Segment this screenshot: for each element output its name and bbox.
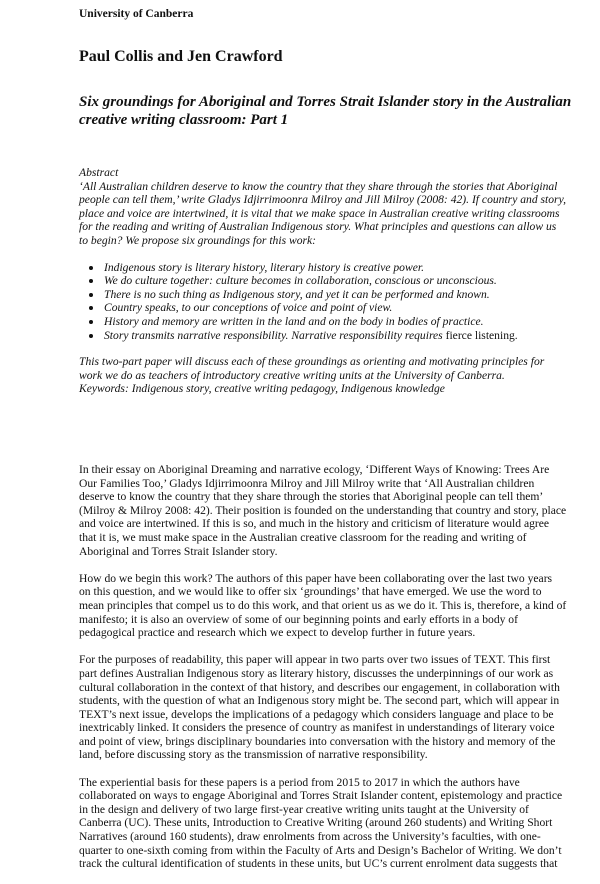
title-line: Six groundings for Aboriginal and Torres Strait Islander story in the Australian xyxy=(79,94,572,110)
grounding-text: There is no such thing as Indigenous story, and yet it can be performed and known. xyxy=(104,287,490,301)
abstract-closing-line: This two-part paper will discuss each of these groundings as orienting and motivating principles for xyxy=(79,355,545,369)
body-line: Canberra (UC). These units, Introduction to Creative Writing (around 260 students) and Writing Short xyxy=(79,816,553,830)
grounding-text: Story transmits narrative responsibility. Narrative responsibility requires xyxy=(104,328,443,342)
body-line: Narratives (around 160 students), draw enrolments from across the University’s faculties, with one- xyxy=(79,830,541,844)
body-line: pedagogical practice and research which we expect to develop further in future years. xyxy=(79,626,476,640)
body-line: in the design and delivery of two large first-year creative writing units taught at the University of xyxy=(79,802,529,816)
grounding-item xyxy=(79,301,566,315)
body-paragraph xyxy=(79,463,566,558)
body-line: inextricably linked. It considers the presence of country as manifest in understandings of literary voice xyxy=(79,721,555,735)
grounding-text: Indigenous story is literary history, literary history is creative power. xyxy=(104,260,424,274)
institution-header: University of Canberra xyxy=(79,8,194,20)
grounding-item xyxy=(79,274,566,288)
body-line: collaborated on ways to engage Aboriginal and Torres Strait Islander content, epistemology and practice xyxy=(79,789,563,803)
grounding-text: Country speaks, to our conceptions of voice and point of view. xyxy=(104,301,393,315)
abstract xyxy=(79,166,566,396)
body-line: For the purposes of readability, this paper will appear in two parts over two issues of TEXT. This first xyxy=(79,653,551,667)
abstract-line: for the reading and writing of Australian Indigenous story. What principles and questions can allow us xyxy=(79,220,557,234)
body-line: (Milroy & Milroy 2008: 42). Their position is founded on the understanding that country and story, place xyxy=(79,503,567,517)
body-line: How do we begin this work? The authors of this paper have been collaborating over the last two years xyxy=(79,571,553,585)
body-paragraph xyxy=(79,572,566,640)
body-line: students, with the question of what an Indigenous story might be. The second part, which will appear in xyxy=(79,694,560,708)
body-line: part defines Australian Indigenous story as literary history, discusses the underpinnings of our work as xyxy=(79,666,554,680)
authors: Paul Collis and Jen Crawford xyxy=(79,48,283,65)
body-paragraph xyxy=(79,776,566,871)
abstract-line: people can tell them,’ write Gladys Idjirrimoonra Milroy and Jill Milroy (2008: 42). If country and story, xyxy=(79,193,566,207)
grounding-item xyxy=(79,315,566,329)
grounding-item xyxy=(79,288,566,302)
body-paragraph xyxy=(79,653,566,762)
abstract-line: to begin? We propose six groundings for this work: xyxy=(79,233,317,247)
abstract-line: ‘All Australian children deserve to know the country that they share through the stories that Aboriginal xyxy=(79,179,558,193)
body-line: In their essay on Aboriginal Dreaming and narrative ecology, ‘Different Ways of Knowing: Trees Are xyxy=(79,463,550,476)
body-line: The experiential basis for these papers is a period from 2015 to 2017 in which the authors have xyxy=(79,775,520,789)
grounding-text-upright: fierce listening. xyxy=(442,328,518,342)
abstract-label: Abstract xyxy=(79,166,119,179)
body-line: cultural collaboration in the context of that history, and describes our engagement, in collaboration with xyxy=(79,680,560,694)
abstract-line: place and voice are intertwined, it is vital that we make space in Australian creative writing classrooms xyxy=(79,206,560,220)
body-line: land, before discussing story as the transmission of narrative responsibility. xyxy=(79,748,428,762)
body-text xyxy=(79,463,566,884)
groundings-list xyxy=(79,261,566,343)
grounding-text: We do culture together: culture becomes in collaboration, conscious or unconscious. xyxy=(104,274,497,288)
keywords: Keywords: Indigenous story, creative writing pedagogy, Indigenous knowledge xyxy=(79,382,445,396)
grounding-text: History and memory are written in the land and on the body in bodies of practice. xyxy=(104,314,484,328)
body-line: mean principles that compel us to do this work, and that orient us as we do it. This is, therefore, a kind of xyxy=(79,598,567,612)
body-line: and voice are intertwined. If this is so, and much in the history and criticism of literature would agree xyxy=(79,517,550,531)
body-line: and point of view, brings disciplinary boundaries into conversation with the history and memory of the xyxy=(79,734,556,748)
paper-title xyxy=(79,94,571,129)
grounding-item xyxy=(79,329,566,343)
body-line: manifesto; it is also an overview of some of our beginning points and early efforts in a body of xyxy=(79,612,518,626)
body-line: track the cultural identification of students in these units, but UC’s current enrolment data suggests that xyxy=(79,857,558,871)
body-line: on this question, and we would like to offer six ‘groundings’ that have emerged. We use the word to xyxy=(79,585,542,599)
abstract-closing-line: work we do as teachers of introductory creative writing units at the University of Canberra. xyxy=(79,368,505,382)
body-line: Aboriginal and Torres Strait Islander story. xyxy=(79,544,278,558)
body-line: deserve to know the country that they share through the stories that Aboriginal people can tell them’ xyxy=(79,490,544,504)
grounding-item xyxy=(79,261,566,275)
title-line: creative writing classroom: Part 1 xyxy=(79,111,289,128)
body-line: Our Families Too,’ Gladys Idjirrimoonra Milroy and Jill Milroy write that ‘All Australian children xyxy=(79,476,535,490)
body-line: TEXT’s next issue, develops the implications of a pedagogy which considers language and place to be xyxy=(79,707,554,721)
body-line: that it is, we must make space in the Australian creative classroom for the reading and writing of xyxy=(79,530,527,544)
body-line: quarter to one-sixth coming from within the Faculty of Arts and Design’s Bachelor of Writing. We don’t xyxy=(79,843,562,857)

What this task involves
Retype the stretch from the line containing "title-line: Six groundings" through the line containing "grounding-text: There is", word for word.

The answer
title-line: Six groundings for Aboriginal and Torres Strait Islander story in the Australian xyxy=(79,94,572,110)
grounding-text: There is no such thing as Indigenous story, and yet it can be performed and known. xyxy=(104,287,490,301)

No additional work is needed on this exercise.